**EXERCISE GOAL:**
Wherever the word "watermark" turns up in a line of the entries, copy that line.

**MATERIAL SUPPLIED:**
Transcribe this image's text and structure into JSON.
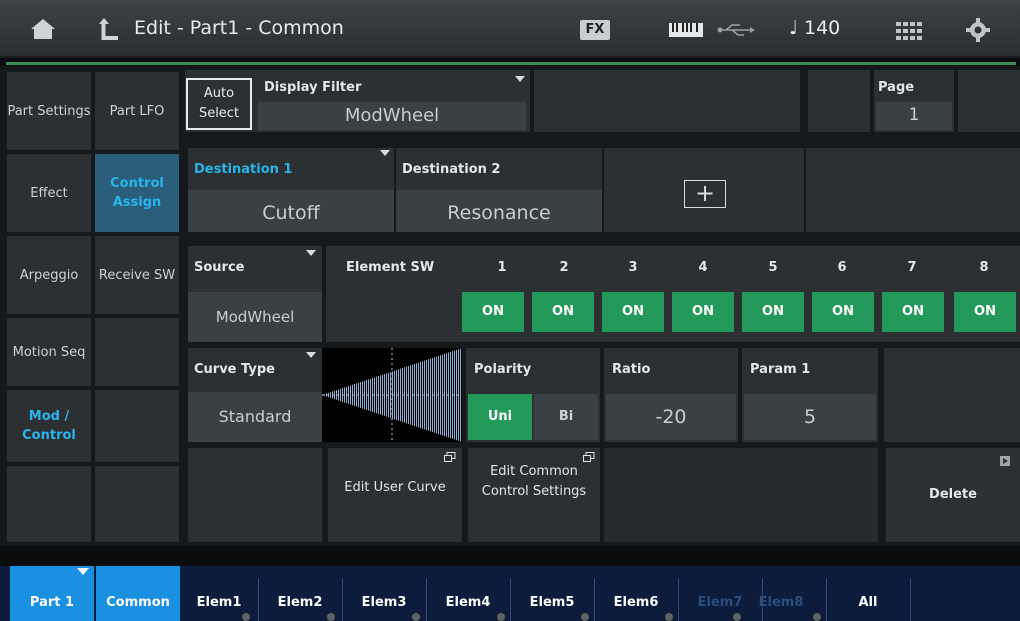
{
  "header": {
    "title": "Edit - Part1 - Common",
    "fx_badge": "FX",
    "tempo": "♩ 140"
  },
  "sidebar": {
    "col1": [
      {
        "label": "Part Settings"
      },
      {
        "label": "Effect"
      },
      {
        "label": "Arpeggio"
      },
      {
        "label": "Motion Seq"
      },
      {
        "label": "Mod / Control"
      }
    ],
    "col2": [
      {
        "label": "Part LFO"
      },
      {
        "label": "Control Assign"
      },
      {
        "label": "Receive SW"
      }
    ]
  },
  "filter_row": {
    "auto_select": "Auto Select",
    "display_filter_label": "Display Filter",
    "display_filter_value": "ModWheel",
    "page_label": "Page",
    "page_value": "1"
  },
  "destinations": {
    "dest1_label": "Destination 1",
    "dest1_value": "Cutoff",
    "dest2_label": "Destination 2",
    "dest2_value": "Resonance",
    "add_symbol": "+"
  },
  "source": {
    "label": "Source",
    "value": "ModWheel",
    "element_sw_label": "Element SW",
    "elements": [
      {
        "num": "1",
        "state": "ON"
      },
      {
        "num": "2",
        "state": "ON"
      },
      {
        "num": "3",
        "state": "ON"
      },
      {
        "num": "4",
        "state": "ON"
      },
      {
        "num": "5",
        "state": "ON"
      },
      {
        "num": "6",
        "state": "ON"
      },
      {
        "num": "7",
        "state": "ON"
      },
      {
        "num": "8",
        "state": "ON"
      }
    ]
  },
  "curve": {
    "curve_type_label": "Curve Type",
    "curve_type_value": "Standard",
    "polarity_label": "Polarity",
    "polarity_uni": "Uni",
    "polarity_bi": "Bi",
    "polarity_selected": "Uni",
    "ratio_label": "Ratio",
    "ratio_value": "-20",
    "param1_label": "Param 1",
    "param1_value": "5"
  },
  "actions": {
    "edit_user_curve": "Edit User Curve",
    "edit_common_control": "Edit Common Control Settings",
    "delete": "Delete"
  },
  "bottom_tabs": {
    "part": "Part 1",
    "common": "Common",
    "elems": [
      {
        "label": "Elem1",
        "enabled": true
      },
      {
        "label": "Elem2",
        "enabled": true
      },
      {
        "label": "Elem3",
        "enabled": true
      },
      {
        "label": "Elem4",
        "enabled": true
      },
      {
        "label": "Elem5",
        "enabled": true
      },
      {
        "label": "Elem6",
        "enabled": true
      },
      {
        "label": "Elem7",
        "enabled": false
      },
      {
        "label": "Elem8",
        "enabled": false
      }
    ],
    "all": "All"
  },
  "colors": {
    "accent_blue": "#29b6ec",
    "on_green": "#23995a",
    "tab_blue": "#1a90e0"
  }
}
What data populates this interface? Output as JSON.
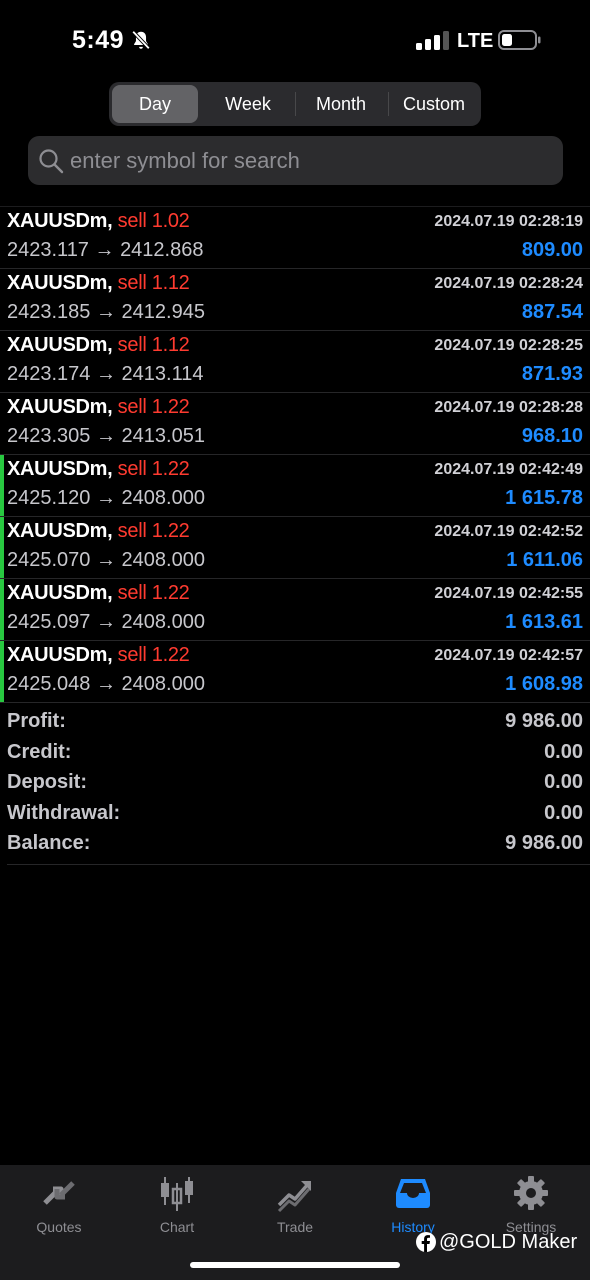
{
  "status": {
    "time": "5:49",
    "network": "LTE",
    "icons": [
      "bell-slash-icon",
      "signal-icon",
      "battery-icon"
    ]
  },
  "periods": {
    "items": [
      "Day",
      "Week",
      "Month",
      "Custom"
    ],
    "active": "Day"
  },
  "search": {
    "placeholder": "enter symbol for search"
  },
  "deals": [
    {
      "symbol": "XAUUSDm,",
      "side": "sell",
      "volume": "1.02",
      "open": "2423.117",
      "arrow": "→",
      "close": "2412.868",
      "time": "2024.07.19 02:28:19",
      "profit": "809.00"
    },
    {
      "symbol": "XAUUSDm,",
      "side": "sell",
      "volume": "1.12",
      "open": "2423.185",
      "arrow": "→",
      "close": "2412.945",
      "time": "2024.07.19 02:28:24",
      "profit": "887.54"
    },
    {
      "symbol": "XAUUSDm,",
      "side": "sell",
      "volume": "1.12",
      "open": "2423.174",
      "arrow": "→",
      "close": "2413.114",
      "time": "2024.07.19 02:28:25",
      "profit": "871.93"
    },
    {
      "symbol": "XAUUSDm,",
      "side": "sell",
      "volume": "1.22",
      "open": "2423.305",
      "arrow": "→",
      "close": "2413.051",
      "time": "2024.07.19 02:28:28",
      "profit": "968.10"
    },
    {
      "symbol": "XAUUSDm,",
      "side": "sell",
      "volume": "1.22",
      "open": "2425.120",
      "arrow": "→",
      "close": "2408.000",
      "time": "2024.07.19 02:42:49",
      "profit": "1 615.78"
    },
    {
      "symbol": "XAUUSDm,",
      "side": "sell",
      "volume": "1.22",
      "open": "2425.070",
      "arrow": "→",
      "close": "2408.000",
      "time": "2024.07.19 02:42:52",
      "profit": "1 611.06"
    },
    {
      "symbol": "XAUUSDm,",
      "side": "sell",
      "volume": "1.22",
      "open": "2425.097",
      "arrow": "→",
      "close": "2408.000",
      "time": "2024.07.19 02:42:55",
      "profit": "1 613.61"
    },
    {
      "symbol": "XAUUSDm,",
      "side": "sell",
      "volume": "1.22",
      "open": "2425.048",
      "arrow": "→",
      "close": "2408.000",
      "time": "2024.07.19 02:42:57",
      "profit": "1 608.98"
    }
  ],
  "summary": {
    "profit": {
      "label": "Profit:",
      "value": "9 986.00"
    },
    "credit": {
      "label": "Credit:",
      "value": "0.00"
    },
    "deposit": {
      "label": "Deposit:",
      "value": "0.00"
    },
    "withdrawal": {
      "label": "Withdrawal:",
      "value": "0.00"
    },
    "balance": {
      "label": "Balance:",
      "value": "9 986.00"
    }
  },
  "tabs": [
    {
      "label": "Quotes",
      "icon": "quotes-icon"
    },
    {
      "label": "Chart",
      "icon": "candlestick-chart-icon"
    },
    {
      "label": "Trade",
      "icon": "trade-icon"
    },
    {
      "label": "History",
      "icon": "history-inbox-icon",
      "active": true
    },
    {
      "label": "Settings",
      "icon": "gear-icon"
    }
  ],
  "watermark": {
    "text": "@GOLD Maker",
    "icon": "facebook-icon"
  },
  "colors": {
    "accent": "#1e8bff",
    "sell": "#ff3b30",
    "marker": "#28c840",
    "tabbar": "#1c1c1e"
  }
}
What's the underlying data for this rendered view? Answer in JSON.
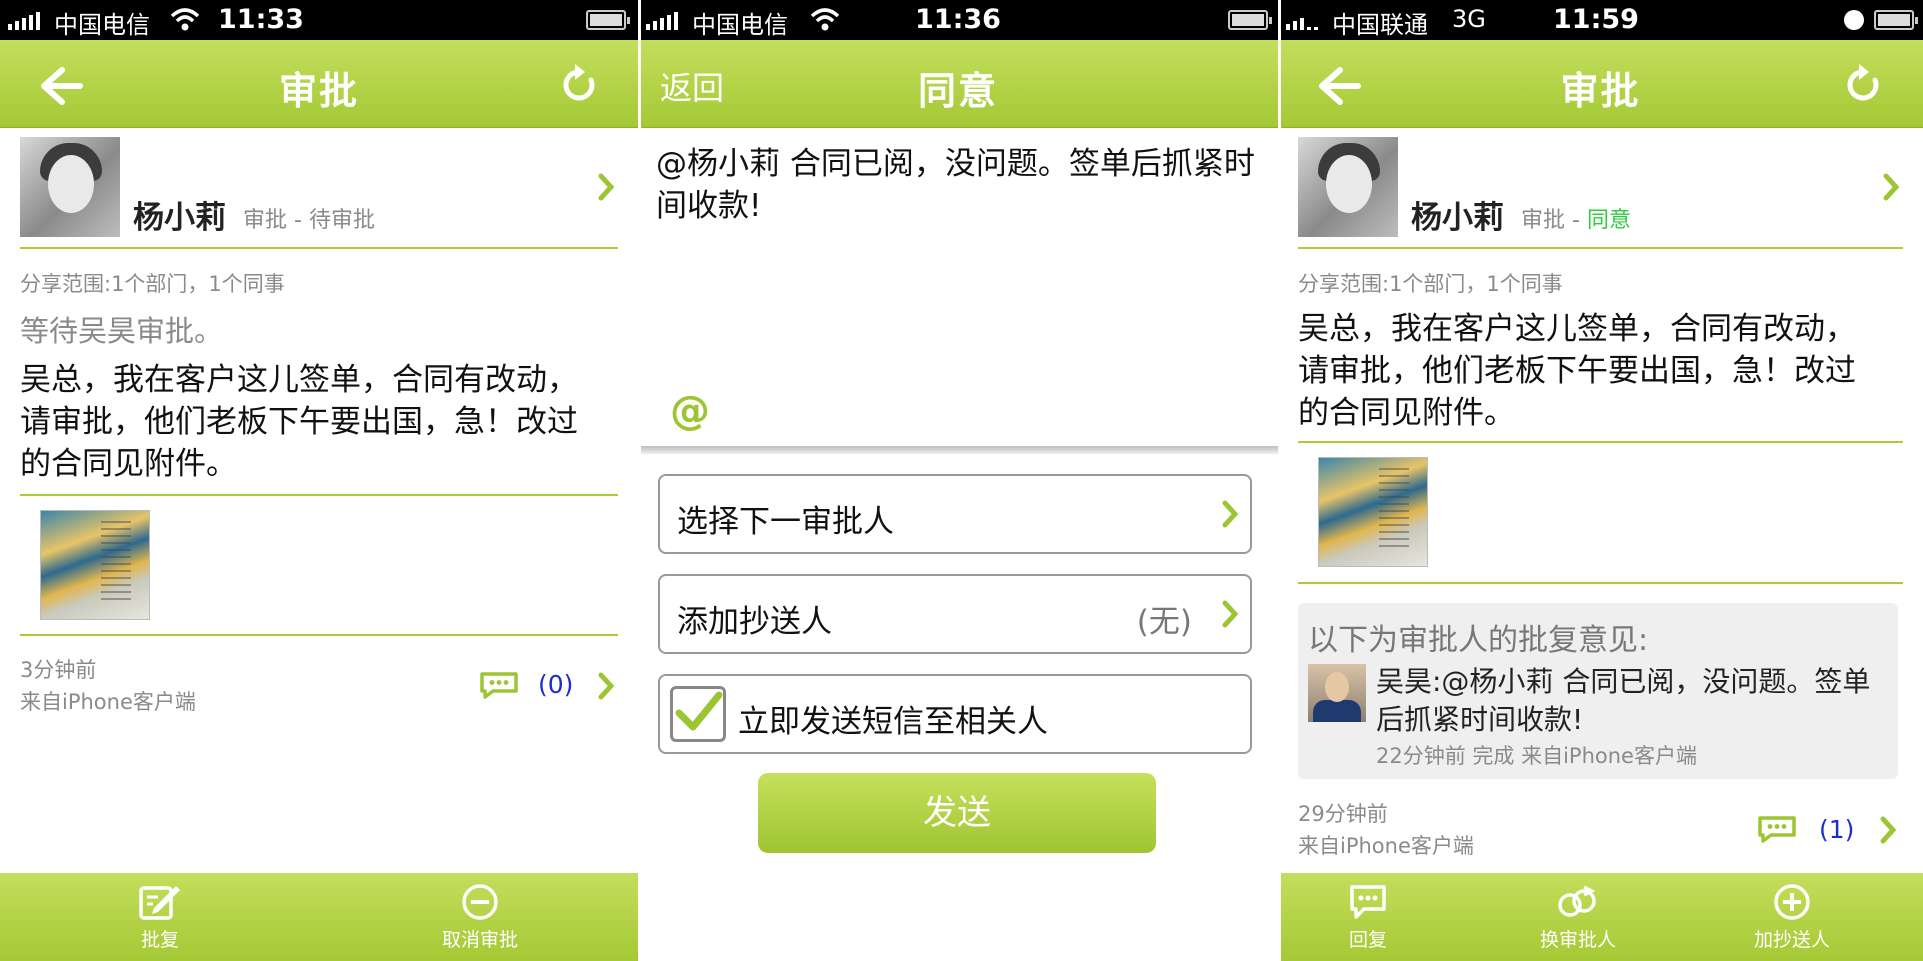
{
  "screen1": {
    "status": {
      "carrier": "中国电信",
      "time": "11:33"
    },
    "nav": {
      "title": "审批"
    },
    "sender": {
      "name": "杨小莉",
      "meta_prefix": "审批 - ",
      "meta_status": "待审批"
    },
    "scope": "分享范围:1个部门，1个同事",
    "waiting": "等待吴昊审批。",
    "body": "吴总，我在客户这儿签单，合同有改动，请审批，他们老板下午要出国，急！改过的合同见附件。",
    "time_ago": "3分钟前",
    "source": "来自iPhone客户端",
    "comment_count": "(0)",
    "tabs": [
      {
        "label": "批复",
        "icon": "edit-icon"
      },
      {
        "label": "取消审批",
        "icon": "minus-circle-icon"
      }
    ]
  },
  "screen2": {
    "status": {
      "carrier": "中国电信",
      "time": "11:36"
    },
    "nav": {
      "back_label": "返回",
      "title": "同意"
    },
    "compose_text": "@杨小莉 合同已阅，没问题。签单后抓紧时间收款!",
    "at_symbol": "@",
    "rows": {
      "next_approver": "选择下一审批人",
      "cc_label": "添加抄送人",
      "cc_value": "(无)",
      "sms_label": "立即发送短信至相关人"
    },
    "sms_checked": true,
    "send_label": "发送"
  },
  "screen3": {
    "status": {
      "carrier": "中国联通",
      "network": "3G",
      "time": "11:59"
    },
    "nav": {
      "title": "审批"
    },
    "sender": {
      "name": "杨小莉",
      "meta_prefix": "审批 - ",
      "meta_status": "同意"
    },
    "scope": "分享范围:1个部门，1个同事",
    "body": "吴总，我在客户这儿签单，合同有改动，请审批，他们老板下午要出国，急！改过的合同见附件。",
    "reply": {
      "heading": "以下为审批人的批复意见:",
      "text": "吴昊:@杨小莉 合同已阅，没问题。签单后抓紧时间收款!",
      "meta": "22分钟前 完成  来自iPhone客户端"
    },
    "time_ago": "29分钟前",
    "source": "来自iPhone客户端",
    "comment_count": "(1)",
    "tabs": [
      {
        "label": "回复",
        "icon": "reply-icon"
      },
      {
        "label": "换审批人",
        "icon": "swap-icon"
      },
      {
        "label": "加抄送人",
        "icon": "plus-circle-icon"
      }
    ]
  },
  "colors": {
    "accent": "#a9cc39",
    "nav_bg": "#b5d548",
    "approved": "#2ecc40",
    "count": "#1c2cd0",
    "meta_gray": "#8a8a8a"
  }
}
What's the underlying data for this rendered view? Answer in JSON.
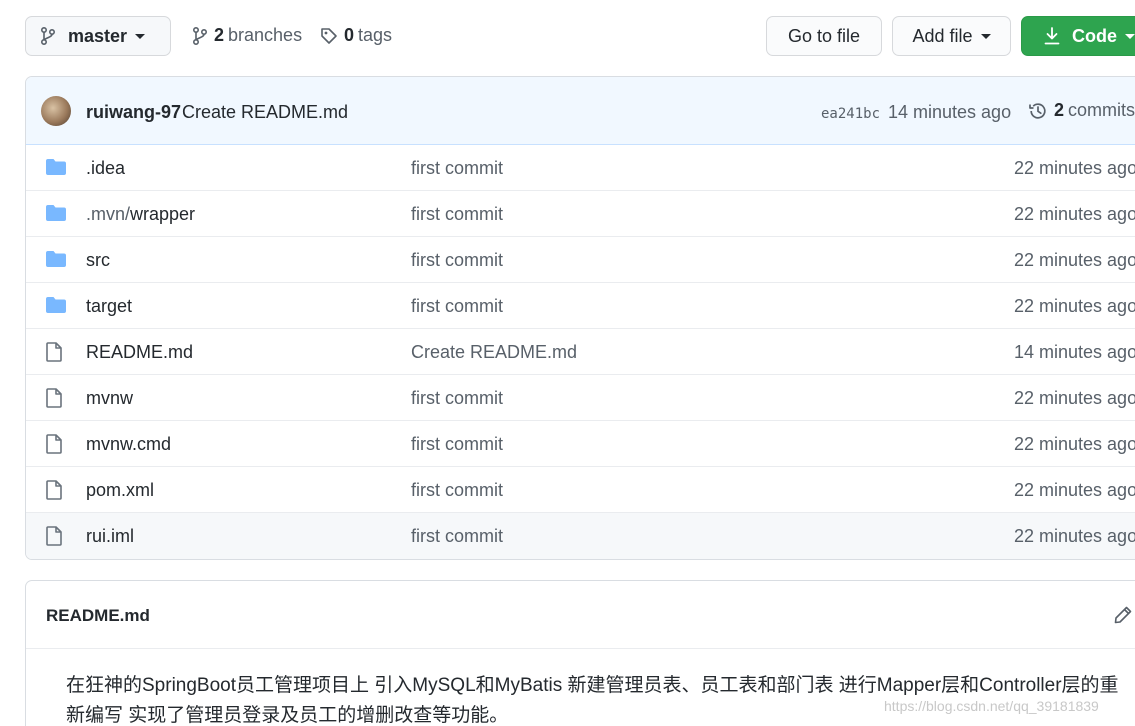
{
  "toolbar": {
    "branch_label": "master",
    "branches_count": "2",
    "branches_label": "branches",
    "tags_count": "0",
    "tags_label": "tags",
    "goto_file_label": "Go to file",
    "add_file_label": "Add file",
    "code_label": "Code"
  },
  "latest_commit": {
    "author": "ruiwang-97",
    "message": "Create README.md",
    "sha": "ea241bc",
    "time": "14 minutes ago",
    "commits_count": "2",
    "commits_label": "commits"
  },
  "files": [
    {
      "type": "folder",
      "name_dim": "",
      "name": ".idea",
      "message": "first commit",
      "time": "22 minutes ago"
    },
    {
      "type": "folder",
      "name_dim": ".mvn/",
      "name": "wrapper",
      "message": "first commit",
      "time": "22 minutes ago"
    },
    {
      "type": "folder",
      "name_dim": "",
      "name": "src",
      "message": "first commit",
      "time": "22 minutes ago"
    },
    {
      "type": "folder",
      "name_dim": "",
      "name": "target",
      "message": "first commit",
      "time": "22 minutes ago"
    },
    {
      "type": "file",
      "name_dim": "",
      "name": "README.md",
      "message": "Create README.md",
      "time": "14 minutes ago"
    },
    {
      "type": "file",
      "name_dim": "",
      "name": "mvnw",
      "message": "first commit",
      "time": "22 minutes ago"
    },
    {
      "type": "file",
      "name_dim": "",
      "name": "mvnw.cmd",
      "message": "first commit",
      "time": "22 minutes ago"
    },
    {
      "type": "file",
      "name_dim": "",
      "name": "pom.xml",
      "message": "first commit",
      "time": "22 minutes ago"
    },
    {
      "type": "file",
      "name_dim": "",
      "name": "rui.iml",
      "message": "first commit",
      "time": "22 minutes ago"
    }
  ],
  "readme": {
    "title": "README.md",
    "body": "在狂神的SpringBoot员工管理项目上 引入MySQL和MyBatis 新建管理员表、员工表和部门表 进行Mapper层和Controller层的重新编写 实现了管理员登录及员工的增删改查等功能。"
  },
  "watermark": "https://blog.csdn.net/qq_39181839",
  "colors": {
    "accent_green": "#2ea44f",
    "folder_blue": "#79b8ff",
    "commit_bar_bg": "#f1f8ff"
  },
  "icons": {
    "branch": "git-branch-icon",
    "tag": "tag-icon",
    "download": "download-icon",
    "history": "history-icon",
    "folder": "folder-icon",
    "file": "file-icon",
    "edit": "pencil-icon"
  }
}
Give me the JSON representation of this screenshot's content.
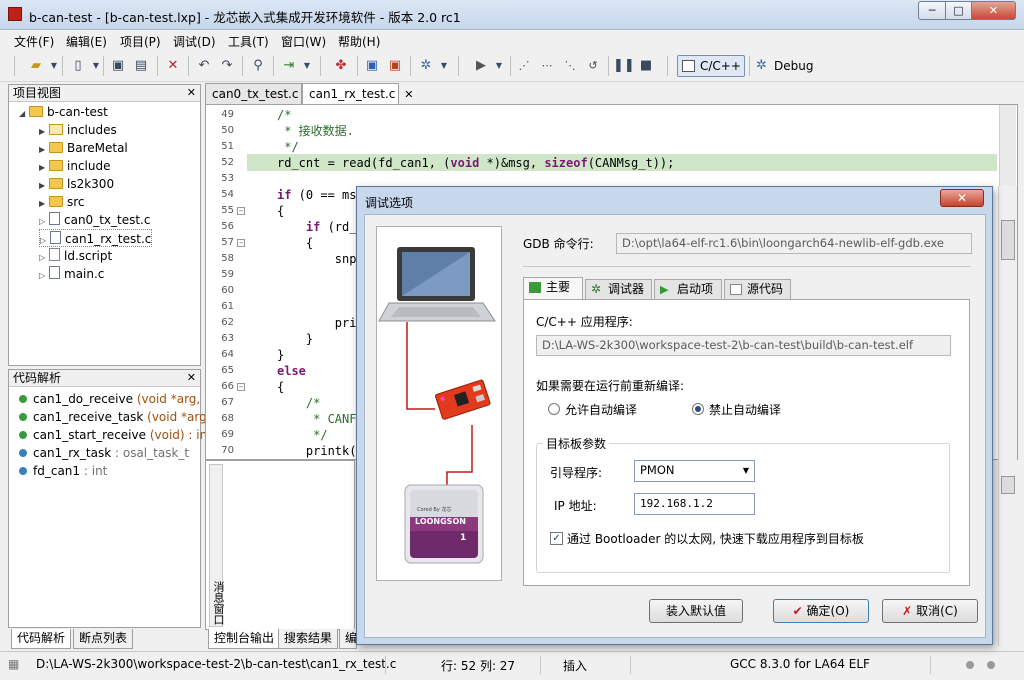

**PROBLEM SOLUTION:**
  "watermark": {
  "watermark": "https://blog.csdn.net/qq_39181839",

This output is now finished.